» **What this task involves**
Find each line in the following listing that has the string "شيبة", then state the count and nothing else.

» **Supplied material**

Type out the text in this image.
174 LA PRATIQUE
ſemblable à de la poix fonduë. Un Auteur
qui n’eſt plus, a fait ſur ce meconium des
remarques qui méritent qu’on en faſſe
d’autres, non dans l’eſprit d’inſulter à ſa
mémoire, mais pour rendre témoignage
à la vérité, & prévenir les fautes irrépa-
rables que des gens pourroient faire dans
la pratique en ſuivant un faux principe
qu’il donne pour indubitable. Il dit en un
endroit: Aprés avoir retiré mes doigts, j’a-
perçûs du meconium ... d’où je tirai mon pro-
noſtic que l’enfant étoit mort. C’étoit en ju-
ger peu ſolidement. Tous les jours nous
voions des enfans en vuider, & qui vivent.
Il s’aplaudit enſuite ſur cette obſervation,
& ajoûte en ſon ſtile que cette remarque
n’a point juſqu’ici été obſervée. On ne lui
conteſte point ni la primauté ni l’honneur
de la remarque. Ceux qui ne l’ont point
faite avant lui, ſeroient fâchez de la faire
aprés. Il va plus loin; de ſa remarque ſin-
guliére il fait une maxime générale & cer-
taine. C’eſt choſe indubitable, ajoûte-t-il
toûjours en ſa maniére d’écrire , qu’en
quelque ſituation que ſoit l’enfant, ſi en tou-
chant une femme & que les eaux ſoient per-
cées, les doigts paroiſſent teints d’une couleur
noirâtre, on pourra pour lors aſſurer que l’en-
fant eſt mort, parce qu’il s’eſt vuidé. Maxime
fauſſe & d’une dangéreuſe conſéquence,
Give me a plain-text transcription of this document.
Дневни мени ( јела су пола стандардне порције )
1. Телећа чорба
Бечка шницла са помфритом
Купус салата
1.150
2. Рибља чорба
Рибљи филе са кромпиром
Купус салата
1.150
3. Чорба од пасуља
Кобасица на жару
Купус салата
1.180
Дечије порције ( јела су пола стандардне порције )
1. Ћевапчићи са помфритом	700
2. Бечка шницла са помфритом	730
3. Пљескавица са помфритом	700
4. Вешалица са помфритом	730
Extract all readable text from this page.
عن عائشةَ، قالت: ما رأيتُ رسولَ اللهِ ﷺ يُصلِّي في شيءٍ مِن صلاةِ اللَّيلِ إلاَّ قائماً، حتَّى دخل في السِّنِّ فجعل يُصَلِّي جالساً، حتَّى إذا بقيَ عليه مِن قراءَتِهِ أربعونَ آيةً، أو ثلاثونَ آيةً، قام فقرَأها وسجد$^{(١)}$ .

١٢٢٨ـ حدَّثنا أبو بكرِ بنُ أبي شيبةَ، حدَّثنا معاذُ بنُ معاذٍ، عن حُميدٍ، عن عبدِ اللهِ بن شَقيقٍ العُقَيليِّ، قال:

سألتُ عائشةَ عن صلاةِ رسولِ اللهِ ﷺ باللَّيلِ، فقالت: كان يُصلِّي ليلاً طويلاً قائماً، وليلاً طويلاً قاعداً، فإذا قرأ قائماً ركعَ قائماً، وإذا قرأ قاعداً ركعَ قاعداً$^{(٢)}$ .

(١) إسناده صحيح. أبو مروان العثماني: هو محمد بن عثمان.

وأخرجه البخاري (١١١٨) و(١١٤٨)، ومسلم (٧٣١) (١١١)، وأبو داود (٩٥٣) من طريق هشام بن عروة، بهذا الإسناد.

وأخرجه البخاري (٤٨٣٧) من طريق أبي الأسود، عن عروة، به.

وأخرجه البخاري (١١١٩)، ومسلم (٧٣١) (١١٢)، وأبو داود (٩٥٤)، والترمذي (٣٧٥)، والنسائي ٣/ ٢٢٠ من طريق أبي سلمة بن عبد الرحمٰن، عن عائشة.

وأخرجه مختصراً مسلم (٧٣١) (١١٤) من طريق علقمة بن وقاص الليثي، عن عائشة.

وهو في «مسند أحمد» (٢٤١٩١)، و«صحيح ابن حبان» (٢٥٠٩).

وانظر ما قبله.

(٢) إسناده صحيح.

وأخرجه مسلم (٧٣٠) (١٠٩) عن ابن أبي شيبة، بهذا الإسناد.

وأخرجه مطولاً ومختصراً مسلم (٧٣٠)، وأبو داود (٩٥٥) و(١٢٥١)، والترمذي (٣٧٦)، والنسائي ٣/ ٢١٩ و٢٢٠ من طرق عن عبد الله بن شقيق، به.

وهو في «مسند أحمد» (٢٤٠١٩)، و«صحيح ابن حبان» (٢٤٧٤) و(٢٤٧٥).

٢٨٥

» **Solution for this problem**
2